Records from a dataset:
------------------------------------------------------------
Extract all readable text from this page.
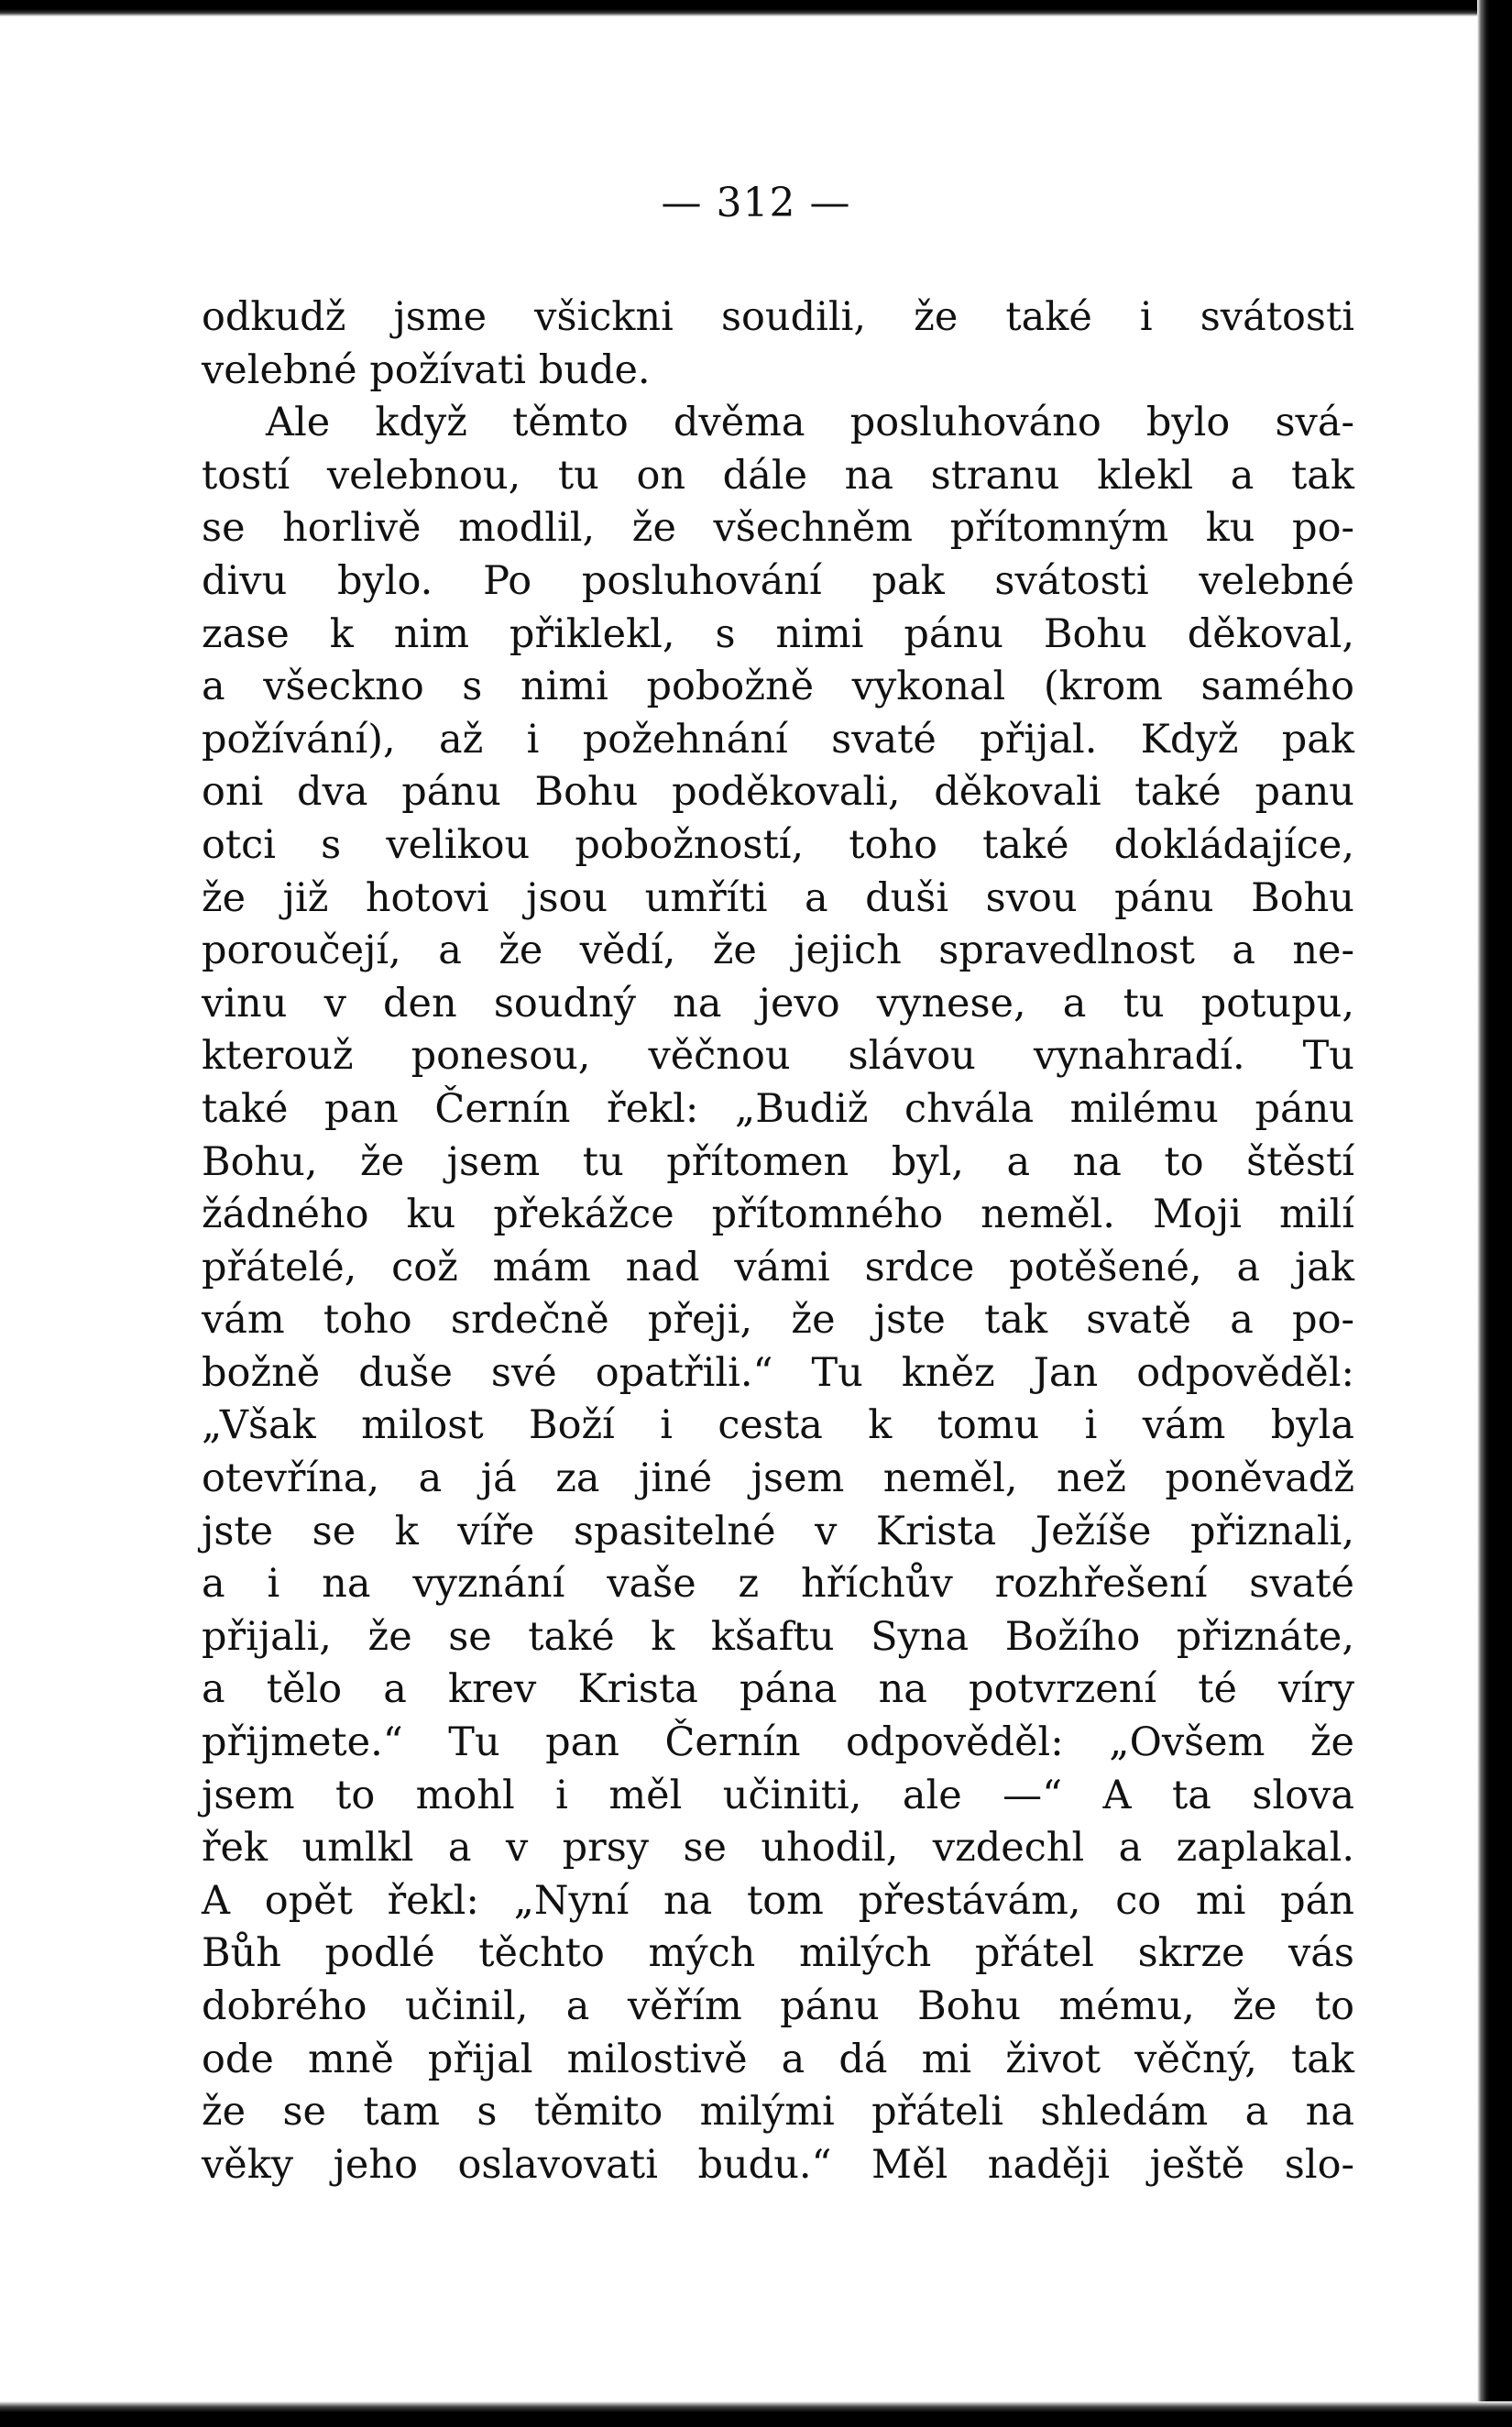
— 312 —
odkudž jsme všickni soudili, že také i svátosti
velebné požívati bude.
Ale když těmto dvěma posluhováno bylo svá-
tostí velebnou, tu on dále na stranu klekl a tak
se horlivě modlil, že všechněm přítomným ku po-
divu bylo. Po posluhování pak svátosti velebné
zase k nim přiklekl, s nimi pánu Bohu děkoval,
a všeckno s nimi pobožně vykonal (krom samého
požívání), až i požehnání svaté přijal. Když pak
oni dva pánu Bohu poděkovali, děkovali také panu
otci s velikou pobožností, toho také dokládajíce,
že již hotovi jsou umříti a duši svou pánu Bohu
poroučejí, a že vědí, že jejich spravedlnost a ne-
vinu v den soudný na jevo vynese, a tu potupu,
kterouž ponesou, věčnou slávou vynahradí. Tu
také pan Černín řekl: „Budiž chvála milému pánu
Bohu, že jsem tu přítomen byl, a na to štěstí
žádného ku překážce přítomného neměl. Moji milí
přátelé, což mám nad vámi srdce potěšené, a jak
vám toho srdečně přeji, že jste tak svatě a po-
božně duše své opatřili.“ Tu kněz Jan odpověděl:
„Však milost Boží i cesta k tomu i vám byla
otevřína, a já za jiné jsem neměl, než poněvadž
jste se k víře spasitelné v Krista Ježíše přiznali,
a i na vyznání vaše z hříchův rozhřešení svaté
přijali, že se také k kšaftu Syna Božího přiznáte,
a tělo a krev Krista pána na potvrzení té víry
přijmete.“ Tu pan Černín odpověděl: „Ovšem že
jsem to mohl i měl učiniti, ale —“ A ta slova
řek umlkl a v prsy se uhodil, vzdechl a zaplakal.
A opět řekl: „Nyní na tom přestávám, co mi pán
Bůh podlé těchto mých milých přátel skrze vás
dobrého učinil, a věřím pánu Bohu mému, že to
ode mně přijal milostivě a dá mi život věčný, tak
že se tam s těmito milými přáteli shledám a na
věky jeho oslavovati budu.“ Měl naději ještě slo-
------------------------------------------------------------
== TASK BRIEF ==
Read through the entries and copy each line in which "jsem" appears.

== EXERCISE OUTPUT ==
Bohu, že jsem tu přítomen byl, a na to štěstí
otevřína, a já za jiné jsem neměl, než poněvadž
jsem to mohl i měl učiniti, ale —“ A ta slova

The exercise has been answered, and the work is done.